* START *
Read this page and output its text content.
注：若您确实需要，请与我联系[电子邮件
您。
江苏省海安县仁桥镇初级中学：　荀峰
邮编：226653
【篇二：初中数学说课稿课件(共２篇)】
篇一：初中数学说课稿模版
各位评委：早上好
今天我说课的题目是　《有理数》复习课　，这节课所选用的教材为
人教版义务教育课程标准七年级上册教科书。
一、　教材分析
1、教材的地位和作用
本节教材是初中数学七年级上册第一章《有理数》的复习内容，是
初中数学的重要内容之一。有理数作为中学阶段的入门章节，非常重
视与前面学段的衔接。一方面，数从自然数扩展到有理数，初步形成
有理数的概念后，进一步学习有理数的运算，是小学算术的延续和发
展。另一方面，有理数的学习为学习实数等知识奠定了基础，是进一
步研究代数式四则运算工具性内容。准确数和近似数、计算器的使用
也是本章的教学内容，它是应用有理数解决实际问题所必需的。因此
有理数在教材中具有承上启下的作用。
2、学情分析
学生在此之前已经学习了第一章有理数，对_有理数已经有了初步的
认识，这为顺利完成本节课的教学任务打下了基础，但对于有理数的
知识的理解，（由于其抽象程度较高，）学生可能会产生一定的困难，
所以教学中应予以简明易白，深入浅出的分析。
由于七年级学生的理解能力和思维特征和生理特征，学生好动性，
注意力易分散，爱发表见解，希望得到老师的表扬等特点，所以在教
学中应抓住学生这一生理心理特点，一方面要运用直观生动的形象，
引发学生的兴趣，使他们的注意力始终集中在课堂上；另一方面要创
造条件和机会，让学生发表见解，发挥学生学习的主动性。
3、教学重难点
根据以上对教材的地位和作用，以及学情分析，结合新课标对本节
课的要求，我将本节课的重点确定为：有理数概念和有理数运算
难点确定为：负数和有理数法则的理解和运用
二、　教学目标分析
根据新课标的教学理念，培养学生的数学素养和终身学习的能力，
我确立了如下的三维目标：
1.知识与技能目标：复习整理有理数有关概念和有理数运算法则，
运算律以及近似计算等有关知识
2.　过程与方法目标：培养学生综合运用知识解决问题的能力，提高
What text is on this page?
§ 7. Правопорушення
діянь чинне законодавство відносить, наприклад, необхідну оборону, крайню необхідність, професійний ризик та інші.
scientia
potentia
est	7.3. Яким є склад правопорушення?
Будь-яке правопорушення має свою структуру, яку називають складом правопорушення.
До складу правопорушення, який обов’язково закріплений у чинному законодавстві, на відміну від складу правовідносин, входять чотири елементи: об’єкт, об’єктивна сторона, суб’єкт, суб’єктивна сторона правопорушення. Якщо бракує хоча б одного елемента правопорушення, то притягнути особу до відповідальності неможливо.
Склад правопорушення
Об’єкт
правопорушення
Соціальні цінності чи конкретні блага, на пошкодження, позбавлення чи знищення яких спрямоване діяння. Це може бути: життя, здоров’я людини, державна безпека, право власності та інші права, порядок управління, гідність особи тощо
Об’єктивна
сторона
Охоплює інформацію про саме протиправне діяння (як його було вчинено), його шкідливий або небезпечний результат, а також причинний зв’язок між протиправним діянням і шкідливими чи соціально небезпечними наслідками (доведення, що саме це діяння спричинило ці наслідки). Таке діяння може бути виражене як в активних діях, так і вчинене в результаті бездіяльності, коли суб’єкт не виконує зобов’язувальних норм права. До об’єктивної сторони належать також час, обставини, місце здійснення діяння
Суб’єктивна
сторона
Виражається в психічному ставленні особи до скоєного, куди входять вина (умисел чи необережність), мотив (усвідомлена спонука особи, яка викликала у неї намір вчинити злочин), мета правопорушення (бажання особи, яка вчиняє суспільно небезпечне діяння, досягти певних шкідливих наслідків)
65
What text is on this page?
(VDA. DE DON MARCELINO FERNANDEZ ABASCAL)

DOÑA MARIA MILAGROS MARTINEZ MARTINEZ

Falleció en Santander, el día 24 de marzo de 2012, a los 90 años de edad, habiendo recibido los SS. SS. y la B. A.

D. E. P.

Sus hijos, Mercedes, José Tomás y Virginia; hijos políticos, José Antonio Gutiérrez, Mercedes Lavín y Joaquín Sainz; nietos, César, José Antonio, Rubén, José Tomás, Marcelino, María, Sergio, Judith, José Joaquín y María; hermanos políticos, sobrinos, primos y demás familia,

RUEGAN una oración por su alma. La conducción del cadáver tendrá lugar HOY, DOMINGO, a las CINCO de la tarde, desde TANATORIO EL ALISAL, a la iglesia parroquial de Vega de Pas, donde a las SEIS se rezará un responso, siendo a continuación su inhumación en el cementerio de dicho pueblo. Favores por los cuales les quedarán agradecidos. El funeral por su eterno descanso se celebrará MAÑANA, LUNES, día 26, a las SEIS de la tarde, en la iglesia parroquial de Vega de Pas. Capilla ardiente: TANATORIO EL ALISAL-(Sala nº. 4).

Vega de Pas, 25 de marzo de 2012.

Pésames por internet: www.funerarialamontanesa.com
* END *
**AIM OF THE EXERCISE:**
All of the data needs to be printed once more, exactly.

**SOLUTION TO THIS EXERCISE:**
Read this page and output its text content.
注：若您确实需要，请与我联系[电子邮件
您。
江苏省海安县仁桥镇初级中学：　荀峰
邮编：226653
【篇二：初中数学说课稿课件(共２篇)】
篇一：初中数学说课稿模版
各位评委：早上好
今天我说课的题目是　《有理数》复习课　，这节课所选用的教材为
人教版义务教育课程标准七年级上册教科书。
一、　教材分析
1、教材的地位和作用
本节教材是初中数学七年级上册第一章《有理数》的复习内容，是
初中数学的重要内容之一。有理数作为中学阶段的入门章节，非常重
视与前面学段的衔接。一方面，数从自然数扩展到有理数，初步形成
有理数的概念后，进一步学习有理数的运算，是小学算术的延续和发
展。另一方面，有理数的学习为学习实数等知识奠定了基础，是进一
步研究代数式四则运算工具性内容。准确数和近似数、计算器的使用
也是本章的教学内容，它是应用有理数解决实际问题所必需的。因此
有理数在教材中具有承上启下的作用。
2、学情分析
学生在此之前已经学习了第一章有理数，对_有理数已经有了初步的
认识，这为顺利完成本节课的教学任务打下了基础，但对于有理数的
知识的理解，（由于其抽象程度较高，）学生可能会产生一定的困难，
所以教学中应予以简明易白，深入浅出的分析。
由于七年级学生的理解能力和思维特征和生理特征，学生好动性，
注意力易分散，爱发表见解，希望得到老师的表扬等特点，所以在教
学中应抓住学生这一生理心理特点，一方面要运用直观生动的形象，
引发学生的兴趣，使他们的注意力始终集中在课堂上；另一方面要创
造条件和机会，让学生发表见解，发挥学生学习的主动性。
3、教学重难点
根据以上对教材的地位和作用，以及学情分析，结合新课标对本节
课的要求，我将本节课的重点确定为：有理数概念和有理数运算
难点确定为：负数和有理数法则的理解和运用
二、　教学目标分析
根据新课标的教学理念，培养学生的数学素养和终身学习的能力，
我确立了如下的三维目标：
1.知识与技能目标：复习整理有理数有关概念和有理数运算法则，
运算律以及近似计算等有关知识
2.　过程与方法目标：培养学生综合运用知识解决问题的能力，提高
What text is on this page?
§ 7. Правопорушення
діянь чинне законодавство відносить, наприклад, необхідну оборону, крайню необхідність, професійний ризик та інші.
scientia
potentia
est	7.3. Яким є склад правопорушення?
Будь-яке правопорушення має свою структуру, яку називають складом правопорушення.
До складу правопорушення, який обов’язково закріплений у чинному законодавстві, на відміну від складу правовідносин, входять чотири елементи: об’єкт, об’єктивна сторона, суб’єкт, суб’єктивна сторона правопорушення. Якщо бракує хоча б одного елемента правопорушення, то притягнути особу до відповідальності неможливо.
Склад правопорушення
Об’єкт
правопорушення
Соціальні цінності чи конкретні блага, на пошкодження, позбавлення чи знищення яких спрямоване діяння. Це може бути: життя, здоров’я людини, державна безпека, право власності та інші права, порядок управління, гідність особи тощо
Об’єктивна
сторона
Охоплює інформацію про саме протиправне діяння (як його було вчинено), його шкідливий або небезпечний результат, а також причинний зв’язок між протиправним діянням і шкідливими чи соціально небезпечними наслідками (доведення, що саме це діяння спричинило ці наслідки). Таке діяння може бути виражене як в активних діях, так і вчинене в результаті бездіяльності, коли суб’єкт не виконує зобов’язувальних норм права. До об’єктивної сторони належать також час, обставини, місце здійснення діяння
Суб’єктивна
сторона
Виражається в психічному ставленні особи до скоєного, куди входять вина (умисел чи необережність), мотив (усвідомлена спонука особи, яка викликала у неї намір вчинити злочин), мета правопорушення (бажання особи, яка вчиняє суспільно небезпечне діяння, досягти певних шкідливих наслідків)
65
What text is on this page?
(VDA. DE DON MARCELINO FERNANDEZ ABASCAL)

DOÑA MARIA MILAGROS MARTINEZ MARTINEZ

Falleció en Santander, el día 24 de marzo de 2012, a los 90 años de edad, habiendo recibido los SS. SS. y la B. A.

D. E. P.

Sus hijos, Mercedes, José Tomás y Virginia; hijos políticos, José Antonio Gutiérrez, Mercedes Lavín y Joaquín Sainz; nietos, César, José Antonio, Rubén, José Tomás, Marcelino, María, Sergio, Judith, José Joaquín y María; hermanos políticos, sobrinos, primos y demás familia,

RUEGAN una oración por su alma. La conducción del cadáver tendrá lugar HOY, DOMINGO, a las CINCO de la tarde, desde TANATORIO EL ALISAL, a la iglesia parroquial de Vega de Pas, donde a las SEIS se rezará un responso, siendo a continuación su inhumación en el cementerio de dicho pueblo. Favores por los cuales les quedarán agradecidos. El funeral por su eterno descanso se celebrará MAÑANA, LUNES, día 26, a las SEIS de la tarde, en la iglesia parroquial de Vega de Pas. Capilla ardiente: TANATORIO EL ALISAL-(Sala nº. 4).

Vega de Pas, 25 de marzo de 2012.

Pésames por internet: www.funerarialamontanesa.com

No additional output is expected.